SHORT TASK
Repeat each record exactly as written, and drop any images.
▬▬▬▬▬▬
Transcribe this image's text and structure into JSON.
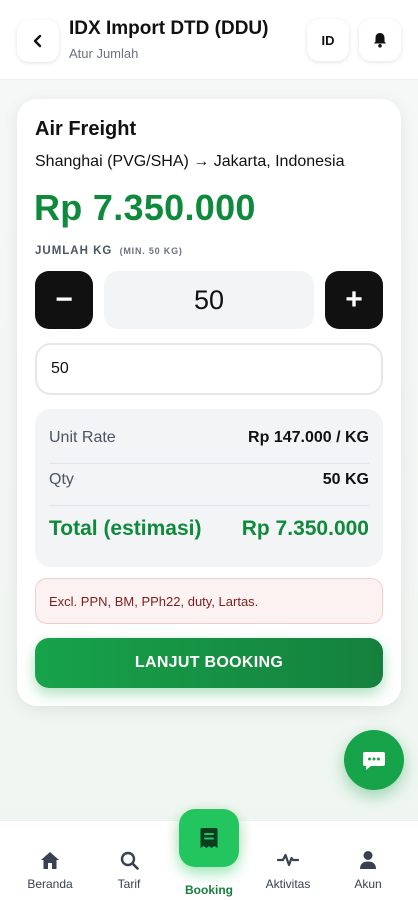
{
  "header": {
    "title": "IDX Import DTD (DDU)",
    "subtitle": "Atur Jumlah",
    "lang": "ID"
  },
  "card": {
    "mode": "Air Freight",
    "route": "Shanghai (PVG/SHA) → Jakarta, Indonesia",
    "price": "Rp 7.350.000",
    "qty_label": "JUMLAH KG",
    "qty_min": "(MIN. 50 KG)",
    "stepper_minus": "−",
    "stepper_plus": "+",
    "stepper_value": "50",
    "input_value": "50",
    "summary": {
      "unit_rate_label": "Unit Rate",
      "unit_rate_value": "Rp 147.000 / KG",
      "qty_label": "Qty",
      "qty_value": "50 KG",
      "total_label": "Total (estimasi)",
      "total_value": "Rp 7.350.000"
    },
    "notice": "Excl. PPN, BM, PPh22, duty, Lartas.",
    "cta": "LANJUT BOOKING"
  },
  "nav": {
    "items": [
      {
        "label": "Beranda",
        "icon": "home-icon"
      },
      {
        "label": "Tarif",
        "icon": "search-icon"
      },
      {
        "label": "Booking",
        "icon": "receipt-icon"
      },
      {
        "label": "Aktivitas",
        "icon": "activity-icon"
      },
      {
        "label": "Akun",
        "icon": "user-icon"
      }
    ]
  },
  "colors": {
    "brand_green": "#16a34a",
    "price_green": "#0f8a3c",
    "dark": "#111111"
  }
}
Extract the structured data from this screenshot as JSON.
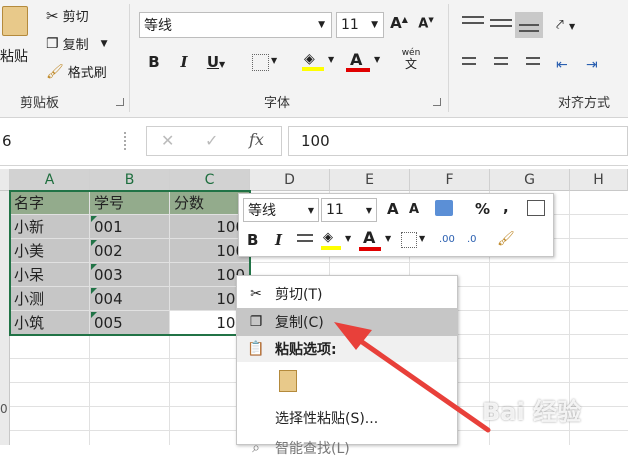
{
  "clipboard": {
    "cut": "剪切",
    "copy": "复制",
    "format_painter": "格式刷",
    "paste": "粘贴",
    "group": "剪贴板"
  },
  "font": {
    "name": "等线",
    "size": "11",
    "group": "字体",
    "grow_glyph": "A",
    "bold": "B",
    "italic": "I",
    "underline": "U",
    "font_color_glyph": "A",
    "phonetic_top": "wén",
    "phonetic_bottom": "文"
  },
  "alignment": {
    "group": "对齐方式"
  },
  "formula_bar": {
    "name_box": "6",
    "cancel": "✕",
    "enter": "✓",
    "fx": "fx",
    "value": "100"
  },
  "columns": [
    "A",
    "B",
    "C",
    "D",
    "E",
    "F",
    "G",
    "H"
  ],
  "row_number_visible": "0",
  "table": {
    "headers": [
      "名字",
      "学号",
      "分数"
    ],
    "rows": [
      [
        "小新",
        "001",
        "100"
      ],
      [
        "小美",
        "002",
        "100"
      ],
      [
        "小呆",
        "003",
        "100"
      ],
      [
        "小测",
        "004",
        "100"
      ],
      [
        "小筑",
        "005",
        "100"
      ]
    ]
  },
  "mini_toolbar": {
    "font": "等线",
    "size": "11",
    "percent": "%",
    "comma": ",",
    "bold": "B",
    "italic": "I",
    "font_color_glyph": "A",
    "inc_decimal": ".00",
    "dec_decimal": ".0"
  },
  "context_menu": {
    "cut": "剪切(T)",
    "copy": "复制(C)",
    "paste_options": "粘贴选项:",
    "paste_special": "选择性粘贴(S)...",
    "smart_lookup": "智能查找(L)"
  },
  "colors": {
    "accent_green": "#217346",
    "arrow_red": "#e8403a",
    "font_red": "#e00000"
  },
  "watermark": "Bai 经验"
}
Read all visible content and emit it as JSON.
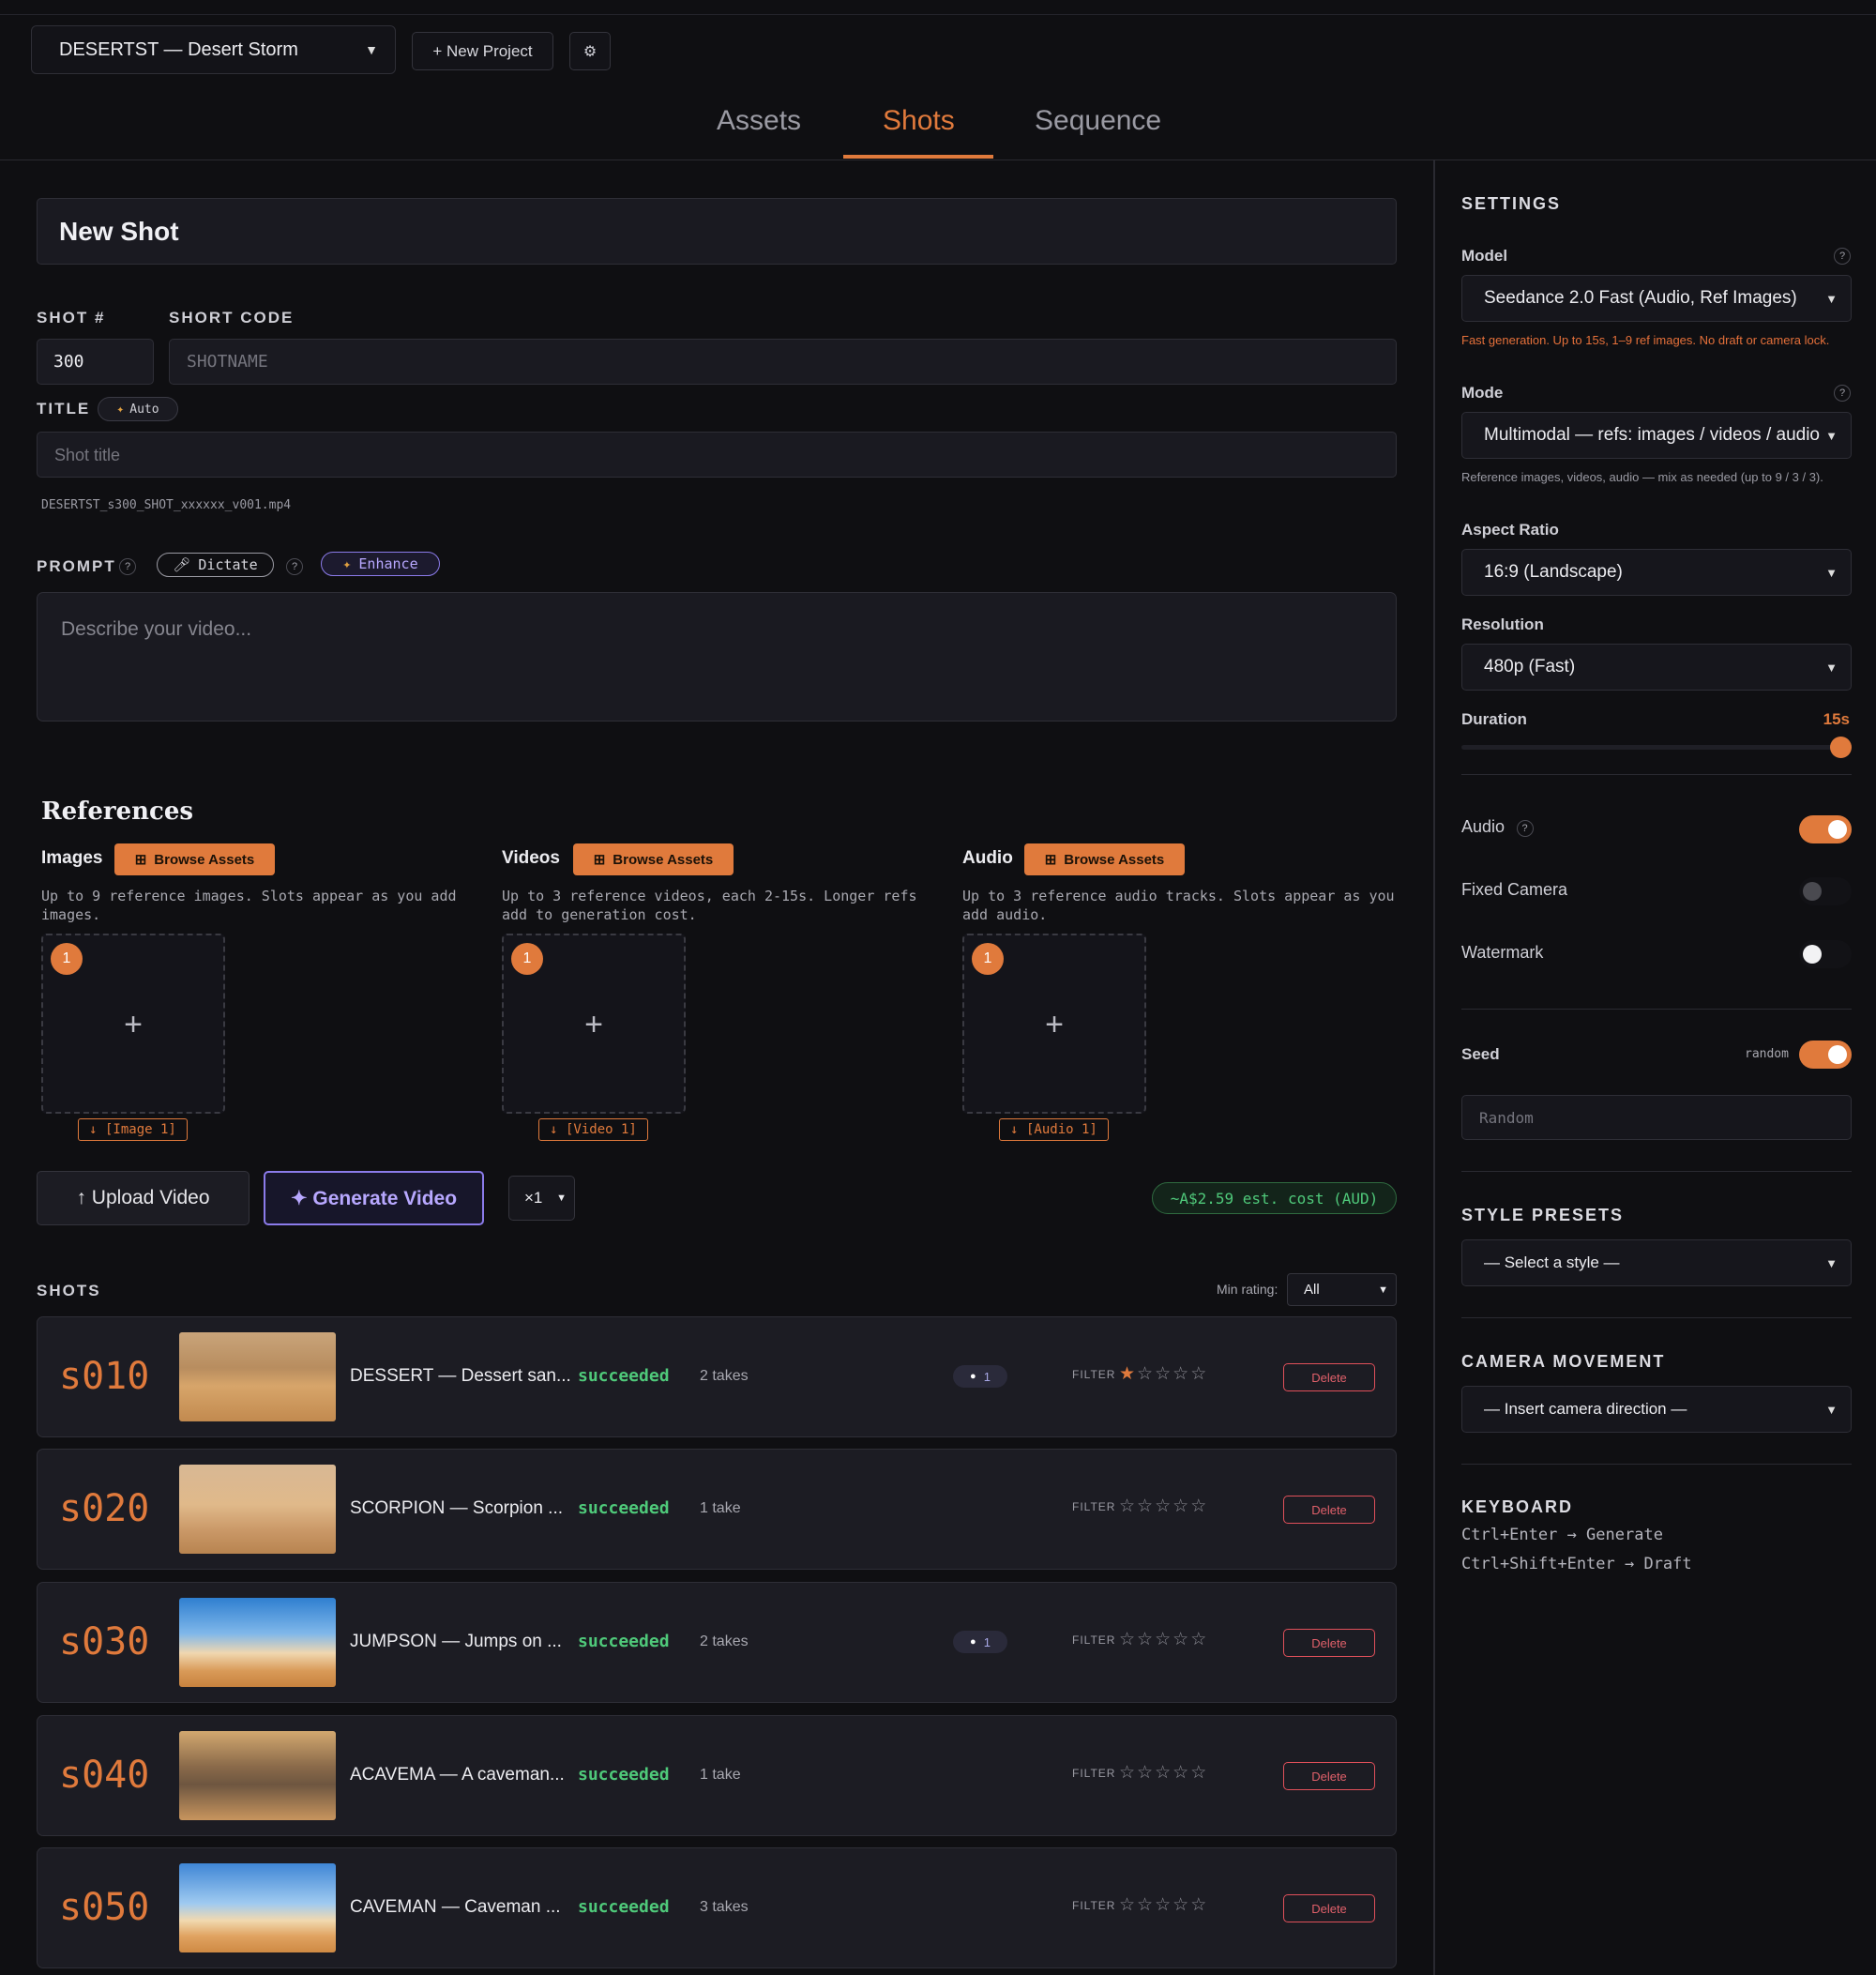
{
  "header": {
    "project": "DESERTST — Desert Storm",
    "new_project": "+ New Project",
    "settings_glyph": "⚙",
    "tabs": [
      "Assets",
      "Shots",
      "Sequence"
    ],
    "active_tab": "Shots"
  },
  "form": {
    "heading": "New Shot",
    "shot_num_label": "SHOT #",
    "short_code_label": "SHORT CODE",
    "shot_num_value": "300",
    "short_code_placeholder": "SHOTNAME",
    "title_label": "TITLE",
    "auto_label": "Auto",
    "title_placeholder": "Shot title",
    "filename": "DESERTST_s300_SHOT_xxxxxx_v001.mp4",
    "prompt_label": "PROMPT",
    "dictate_label": "Dictate",
    "enhance_label": "Enhance",
    "prompt_placeholder": "Describe your video..."
  },
  "references": {
    "heading": "References",
    "browse_label": "Browse Assets",
    "images": {
      "title": "Images",
      "desc": "Up to 9 reference images. Slots appear as you add images.",
      "slot_num": "1",
      "tag": "↓ [Image 1]"
    },
    "videos": {
      "title": "Videos",
      "desc": "Up to 3 reference videos, each 2-15s. Longer refs add to generation cost.",
      "slot_num": "1",
      "tag": "↓ [Video 1]"
    },
    "audio": {
      "title": "Audio",
      "desc": "Up to 3 reference audio tracks. Slots appear as you add audio.",
      "slot_num": "1",
      "tag": "↓ [Audio 1]"
    }
  },
  "actions": {
    "upload": "↑ Upload Video",
    "generate": "✦ Generate Video",
    "count": "×1",
    "cost": "~A$2.59 est. cost (AUD)"
  },
  "shots": {
    "label": "SHOTS",
    "min_rating_label": "Min rating:",
    "min_rating_value": "All",
    "filter_label": "FILTER",
    "delete_label": "Delete",
    "rows": [
      {
        "code": "s010",
        "title": "DESSERT — Dessert san...",
        "status": "succeeded",
        "takes": "2 takes",
        "comments": "1",
        "rating": 1
      },
      {
        "code": "s020",
        "title": "SCORPION — Scorpion ...",
        "status": "succeeded",
        "takes": "1 take",
        "comments": "",
        "rating": 0
      },
      {
        "code": "s030",
        "title": "JUMPSON — Jumps on ...",
        "status": "succeeded",
        "takes": "2 takes",
        "comments": "1",
        "rating": 0
      },
      {
        "code": "s040",
        "title": "ACAVEMA — A caveman...",
        "status": "succeeded",
        "takes": "1 take",
        "comments": "",
        "rating": 0
      },
      {
        "code": "s050",
        "title": "CAVEMAN — Caveman ...",
        "status": "succeeded",
        "takes": "3 takes",
        "comments": "",
        "rating": 0
      }
    ]
  },
  "sidebar": {
    "settings_title": "SETTINGS",
    "model_label": "Model",
    "model_value": "Seedance 2.0 Fast (Audio, Ref Images)",
    "model_help": "Fast generation. Up to 15s, 1–9 ref images. No draft or camera lock.",
    "mode_label": "Mode",
    "mode_value": "Multimodal — refs: images / videos / audio",
    "mode_help": "Reference images, videos, audio — mix as needed (up to 9 / 3 / 3).",
    "aspect_label": "Aspect Ratio",
    "aspect_value": "16:9 (Landscape)",
    "resolution_label": "Resolution",
    "resolution_value": "480p (Fast)",
    "duration_label": "Duration",
    "duration_value": "15s",
    "duration_fraction": 1.0,
    "audio_label": "Audio",
    "audio_on": true,
    "fixed_camera_label": "Fixed Camera",
    "fixed_camera_on": false,
    "watermark_label": "Watermark",
    "watermark_on": false,
    "seed_label": "Seed",
    "seed_random_label": "random",
    "seed_random_on": true,
    "seed_placeholder": "Random",
    "style_title": "STYLE PRESETS",
    "style_value": "— Select a style —",
    "camera_title": "CAMERA MOVEMENT",
    "camera_value": "— Insert camera direction —",
    "keyboard_title": "KEYBOARD",
    "shortcut_generate": "Ctrl+Enter → Generate",
    "shortcut_draft": "Ctrl+Shift+Enter → Draft"
  },
  "colors": {
    "accent": "#e07a3c",
    "success": "#4fc97a",
    "danger": "#e0505a",
    "violet": "#a78bfa",
    "background": "#0f0f12"
  }
}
▬▬▬▬▬▬
OUTPUT FOR THIS EXERCISE
Transcribe this image's text and structure into JSON.
{
  "header": {
    "title": "IDX Import DTD (DDU)",
    "subtitle": "Atur Jumlah",
    "lang": "ID"
  },
  "card": {
    "mode": "Air Freight",
    "route": "Shanghai (PVG/SHA) → Jakarta, Indonesia",
    "price": "Rp 7.350.000",
    "qty_label": "JUMLAH KG",
    "qty_min": "(MIN. 50 KG)",
    "stepper_minus": "−",
    "stepper_plus": "+",
    "stepper_value": "50",
    "input_value": "50",
    "summary": {
      "unit_rate_label": "Unit Rate",
      "unit_rate_value": "Rp 147.000 / KG",
      "qty_label": "Qty",
      "qty_value": "50 KG",
      "total_label": "Total (estimasi)",
      "total_value": "Rp 7.350.000"
    },
    "notice": "Excl. PPN, BM, PPh22, duty, Lartas.",
    "cta": "LANJUT BOOKING"
  },
  "nav": {
    "items": [
      {
        "label": "Beranda",
        "icon": "home-icon"
      },
      {
        "label": "Tarif",
        "icon": "search-icon"
      },
      {
        "label": "Booking",
        "icon": "receipt-icon"
      },
      {
        "label": "Aktivitas",
        "icon": "activity-icon"
      },
      {
        "label": "Akun",
        "icon": "user-icon"
      }
    ]
  },
  "colors": {
    "brand_green": "#16a34a",
    "price_green": "#0f8a3c",
    "dark": "#111111"
  }
}
Extract the structured data from this screenshot as JSON.
{
  "clipboard": {
    "cut": "剪切",
    "copy": "复制",
    "format_painter": "格式刷",
    "paste": "粘贴",
    "group": "剪贴板"
  },
  "font": {
    "name": "等线",
    "size": "11",
    "group": "字体",
    "grow_glyph": "A",
    "bold": "B",
    "italic": "I",
    "underline": "U",
    "font_color_glyph": "A",
    "phonetic_top": "wén",
    "phonetic_bottom": "文"
  },
  "alignment": {
    "group": "对齐方式"
  },
  "formula_bar": {
    "name_box": "6",
    "cancel": "✕",
    "enter": "✓",
    "fx": "fx",
    "value": "100"
  },
  "columns": [
    "A",
    "B",
    "C",
    "D",
    "E",
    "F",
    "G",
    "H"
  ],
  "row_number_visible": "0",
  "table": {
    "headers": [
      "名字",
      "学号",
      "分数"
    ],
    "rows": [
      [
        "小新",
        "001",
        "100"
      ],
      [
        "小美",
        "002",
        "100"
      ],
      [
        "小呆",
        "003",
        "100"
      ],
      [
        "小测",
        "004",
        "100"
      ],
      [
        "小筑",
        "005",
        "100"
      ]
    ]
  },
  "mini_toolbar": {
    "font": "等线",
    "size": "11",
    "percent": "%",
    "comma": ",",
    "bold": "B",
    "italic": "I",
    "font_color_glyph": "A",
    "inc_decimal": ".00",
    "dec_decimal": ".0"
  },
  "context_menu": {
    "cut": "剪切(T)",
    "copy": "复制(C)",
    "paste_options": "粘贴选项:",
    "paste_special": "选择性粘贴(S)...",
    "smart_lookup": "智能查找(L)"
  },
  "colors": {
    "accent_green": "#217346",
    "arrow_red": "#e8403a",
    "font_red": "#e00000"
  },
  "watermark": "Bai 经验"
}
Read all visible content and emit it as JSON.
{
  "header": {
    "project": "DESERTST — Desert Storm",
    "new_project": "+ New Project",
    "settings_glyph": "⚙",
    "tabs": [
      "Assets",
      "Shots",
      "Sequence"
    ],
    "active_tab": "Shots"
  },
  "form": {
    "heading": "New Shot",
    "shot_num_label": "SHOT #",
    "short_code_label": "SHORT CODE",
    "shot_num_value": "300",
    "short_code_placeholder": "SHOTNAME",
    "title_label": "TITLE",
    "auto_label": "Auto",
    "title_placeholder": "Shot title",
    "filename": "DESERTST_s300_SHOT_xxxxxx_v001.mp4",
    "prompt_label": "PROMPT",
    "dictate_label": "Dictate",
    "enhance_label": "Enhance",
    "prompt_placeholder": "Describe your video..."
  },
  "references": {
    "heading": "References",
    "browse_label": "Browse Assets",
    "images": {
      "title": "Images",
      "desc": "Up to 9 reference images. Slots appear as you add images.",
      "slot_num": "1",
      "tag": "↓ [Image 1]"
    },
    "videos": {
      "title": "Videos",
      "desc": "Up to 3 reference videos, each 2-15s. Longer refs add to generation cost.",
      "slot_num": "1",
      "tag": "↓ [Video 1]"
    },
    "audio": {
      "title": "Audio",
      "desc": "Up to 3 reference audio tracks. Slots appear as you add audio.",
      "slot_num": "1",
      "tag": "↓ [Audio 1]"
    }
  },
  "actions": {
    "upload": "↑ Upload Video",
    "generate": "✦ Generate Video",
    "count": "×1",
    "cost": "~A$2.59 est. cost (AUD)"
  },
  "shots": {
    "label": "SHOTS",
    "min_rating_label": "Min rating:",
    "min_rating_value": "All",
    "filter_label": "FILTER",
    "delete_label": "Delete",
    "rows": [
      {
        "code": "s010",
        "title": "DESSERT — Dessert san...",
        "status": "succeeded",
        "takes": "2 takes",
        "comments": "1",
        "rating": 1
      },
      {
        "code": "s020",
        "title": "SCORPION — Scorpion ...",
        "status": "succeeded",
        "takes": "1 take",
        "comments": "",
        "rating": 0
      },
      {
        "code": "s030",
        "title": "JUMPSON — Jumps on ...",
        "status": "succeeded",
        "takes": "2 takes",
        "comments": "1",
        "rating": 0
      },
      {
        "code": "s040",
        "title": "ACAVEMA — A caveman...",
        "status": "succeeded",
        "takes": "1 take",
        "comments": "",
        "rating": 0
      },
      {
        "code": "s050",
        "title": "CAVEMAN — Caveman ...",
        "status": "succeeded",
        "takes": "3 takes",
        "comments": "",
        "rating": 0
      }
    ]
  },
  "sidebar": {
    "settings_title": "SETTINGS",
    "model_label": "Model",
    "model_value": "Seedance 2.0 Fast (Audio, Ref Images)",
    "model_help": "Fast generation. Up to 15s, 1–9 ref images. No draft or camera lock.",
    "mode_label": "Mode",
    "mode_value": "Multimodal — refs: images / videos / audio",
    "mode_help": "Reference images, videos, audio — mix as needed (up to 9 / 3 / 3).",
    "aspect_label": "Aspect Ratio",
    "aspect_value": "16:9 (Landscape)",
    "resolution_label": "Resolution",
    "resolution_value": "480p (Fast)",
    "duration_label": "Duration",
    "duration_value": "15s",
    "duration_fraction": 1.0,
    "audio_label": "Audio",
    "audio_on": true,
    "fixed_camera_label": "Fixed Camera",
    "fixed_camera_on": false,
    "watermark_label": "Watermark",
    "watermark_on": false,
    "seed_label": "Seed",
    "seed_random_label": "random",
    "seed_random_on": true,
    "seed_placeholder": "Random",
    "style_title": "STYLE PRESETS",
    "style_value": "— Select a style —",
    "camera_title": "CAMERA MOVEMENT",
    "camera_value": "— Insert camera direction —",
    "keyboard_title": "KEYBOARD",
    "shortcut_generate": "Ctrl+Enter → Generate",
    "shortcut_draft": "Ctrl+Shift+Enter → Draft"
  },
  "colors": {
    "accent": "#e07a3c",
    "success": "#4fc97a",
    "danger": "#e0505a",
    "violet": "#a78bfa",
    "background": "#0f0f12"
  }
}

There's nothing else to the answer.